## start The records

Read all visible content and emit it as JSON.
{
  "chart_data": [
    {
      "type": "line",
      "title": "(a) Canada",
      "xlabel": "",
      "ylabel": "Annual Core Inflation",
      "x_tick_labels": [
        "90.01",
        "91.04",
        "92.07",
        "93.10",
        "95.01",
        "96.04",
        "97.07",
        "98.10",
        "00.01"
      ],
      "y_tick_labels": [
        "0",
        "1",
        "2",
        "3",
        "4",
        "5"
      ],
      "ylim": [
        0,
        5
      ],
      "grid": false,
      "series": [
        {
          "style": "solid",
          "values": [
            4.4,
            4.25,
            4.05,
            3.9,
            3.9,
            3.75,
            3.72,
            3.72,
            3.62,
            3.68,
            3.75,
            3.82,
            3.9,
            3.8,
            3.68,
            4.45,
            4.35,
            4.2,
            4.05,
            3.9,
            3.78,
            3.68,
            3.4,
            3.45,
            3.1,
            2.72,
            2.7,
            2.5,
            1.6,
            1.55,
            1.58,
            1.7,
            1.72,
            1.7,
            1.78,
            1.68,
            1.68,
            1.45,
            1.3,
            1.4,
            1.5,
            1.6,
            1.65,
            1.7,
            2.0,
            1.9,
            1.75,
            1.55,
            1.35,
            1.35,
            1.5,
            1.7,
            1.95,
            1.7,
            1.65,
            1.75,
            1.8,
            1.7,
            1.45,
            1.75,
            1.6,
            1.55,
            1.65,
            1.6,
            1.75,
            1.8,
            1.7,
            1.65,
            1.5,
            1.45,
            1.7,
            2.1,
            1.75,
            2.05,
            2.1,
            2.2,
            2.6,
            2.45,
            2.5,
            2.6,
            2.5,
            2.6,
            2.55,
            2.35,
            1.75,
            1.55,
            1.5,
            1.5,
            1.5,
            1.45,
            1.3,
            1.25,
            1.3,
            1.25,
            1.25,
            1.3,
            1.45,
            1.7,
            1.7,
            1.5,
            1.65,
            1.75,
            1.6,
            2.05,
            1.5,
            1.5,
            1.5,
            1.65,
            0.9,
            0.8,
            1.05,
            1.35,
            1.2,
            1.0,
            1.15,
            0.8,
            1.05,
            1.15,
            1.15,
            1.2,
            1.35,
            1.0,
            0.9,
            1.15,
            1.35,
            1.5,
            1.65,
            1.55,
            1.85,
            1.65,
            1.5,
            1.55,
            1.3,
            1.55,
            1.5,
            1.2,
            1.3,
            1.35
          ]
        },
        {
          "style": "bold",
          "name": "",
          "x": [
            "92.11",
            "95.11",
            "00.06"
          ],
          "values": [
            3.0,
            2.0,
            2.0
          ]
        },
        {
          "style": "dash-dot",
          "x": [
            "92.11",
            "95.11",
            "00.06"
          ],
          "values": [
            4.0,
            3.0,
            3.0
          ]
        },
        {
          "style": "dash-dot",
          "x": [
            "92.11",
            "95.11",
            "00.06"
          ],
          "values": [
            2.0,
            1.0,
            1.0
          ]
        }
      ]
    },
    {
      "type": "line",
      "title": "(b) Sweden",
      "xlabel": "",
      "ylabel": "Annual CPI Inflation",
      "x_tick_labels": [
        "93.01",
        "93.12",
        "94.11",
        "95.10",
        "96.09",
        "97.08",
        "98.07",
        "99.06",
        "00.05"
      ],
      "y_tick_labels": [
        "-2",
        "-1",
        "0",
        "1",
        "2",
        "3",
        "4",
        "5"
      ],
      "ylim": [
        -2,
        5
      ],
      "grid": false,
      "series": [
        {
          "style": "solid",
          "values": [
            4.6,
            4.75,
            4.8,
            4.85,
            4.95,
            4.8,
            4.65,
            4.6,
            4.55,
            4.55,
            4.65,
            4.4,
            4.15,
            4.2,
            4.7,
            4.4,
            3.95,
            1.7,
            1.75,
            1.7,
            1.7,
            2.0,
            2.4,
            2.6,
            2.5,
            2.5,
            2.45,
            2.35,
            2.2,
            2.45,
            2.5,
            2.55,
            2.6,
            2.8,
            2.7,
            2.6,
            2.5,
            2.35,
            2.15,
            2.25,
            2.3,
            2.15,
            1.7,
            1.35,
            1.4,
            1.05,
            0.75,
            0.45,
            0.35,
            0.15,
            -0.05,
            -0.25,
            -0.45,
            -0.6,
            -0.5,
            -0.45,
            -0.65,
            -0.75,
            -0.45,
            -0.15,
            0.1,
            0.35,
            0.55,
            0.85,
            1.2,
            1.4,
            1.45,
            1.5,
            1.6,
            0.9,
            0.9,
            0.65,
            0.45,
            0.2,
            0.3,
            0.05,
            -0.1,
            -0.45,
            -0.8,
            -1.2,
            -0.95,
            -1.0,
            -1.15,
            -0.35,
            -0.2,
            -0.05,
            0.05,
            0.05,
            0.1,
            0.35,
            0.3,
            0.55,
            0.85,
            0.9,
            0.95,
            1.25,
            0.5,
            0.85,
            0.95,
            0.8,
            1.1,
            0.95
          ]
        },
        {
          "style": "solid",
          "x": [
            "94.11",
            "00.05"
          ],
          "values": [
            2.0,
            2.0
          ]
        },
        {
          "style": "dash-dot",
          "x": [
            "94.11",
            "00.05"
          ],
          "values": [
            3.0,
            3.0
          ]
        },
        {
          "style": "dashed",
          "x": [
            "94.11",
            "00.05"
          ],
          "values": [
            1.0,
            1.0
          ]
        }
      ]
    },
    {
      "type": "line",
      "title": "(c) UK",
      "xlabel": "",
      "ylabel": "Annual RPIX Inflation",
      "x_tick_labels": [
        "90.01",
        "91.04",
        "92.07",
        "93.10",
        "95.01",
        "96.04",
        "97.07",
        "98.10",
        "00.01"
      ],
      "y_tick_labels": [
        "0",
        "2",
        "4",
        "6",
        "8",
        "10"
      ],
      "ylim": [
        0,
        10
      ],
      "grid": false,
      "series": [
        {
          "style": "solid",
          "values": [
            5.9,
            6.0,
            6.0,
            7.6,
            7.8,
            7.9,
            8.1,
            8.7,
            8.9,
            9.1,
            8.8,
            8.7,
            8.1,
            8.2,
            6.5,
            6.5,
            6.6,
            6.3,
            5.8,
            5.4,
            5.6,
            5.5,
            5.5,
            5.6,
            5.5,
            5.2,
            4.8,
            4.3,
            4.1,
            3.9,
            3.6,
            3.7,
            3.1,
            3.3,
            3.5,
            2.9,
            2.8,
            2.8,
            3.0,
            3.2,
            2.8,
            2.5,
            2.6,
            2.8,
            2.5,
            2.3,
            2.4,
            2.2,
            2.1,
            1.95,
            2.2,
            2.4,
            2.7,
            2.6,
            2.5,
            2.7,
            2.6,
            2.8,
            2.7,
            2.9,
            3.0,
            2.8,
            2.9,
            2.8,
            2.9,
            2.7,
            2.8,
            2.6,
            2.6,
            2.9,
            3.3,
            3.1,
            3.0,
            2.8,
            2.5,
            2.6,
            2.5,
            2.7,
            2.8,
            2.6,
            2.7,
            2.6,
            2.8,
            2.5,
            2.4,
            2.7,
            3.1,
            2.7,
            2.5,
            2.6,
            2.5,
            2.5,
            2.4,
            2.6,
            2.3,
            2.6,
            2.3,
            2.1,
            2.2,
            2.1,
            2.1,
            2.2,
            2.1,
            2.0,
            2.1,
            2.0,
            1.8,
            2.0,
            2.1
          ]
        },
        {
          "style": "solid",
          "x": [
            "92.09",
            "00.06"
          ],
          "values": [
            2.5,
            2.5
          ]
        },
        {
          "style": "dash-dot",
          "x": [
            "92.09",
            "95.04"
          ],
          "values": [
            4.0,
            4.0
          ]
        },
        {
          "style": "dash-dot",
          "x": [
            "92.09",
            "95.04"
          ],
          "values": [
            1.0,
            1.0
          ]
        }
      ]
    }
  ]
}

## end The records

● **What you are asked to do**:
Go over the data above and copy every line that has the word "ylabel" in it.

● **The output**:
      "ylabel": "Annual Core Inflation",
      "ylabel": "Annual CPI Inflation",
      "ylabel": "Annual RPIX Inflation",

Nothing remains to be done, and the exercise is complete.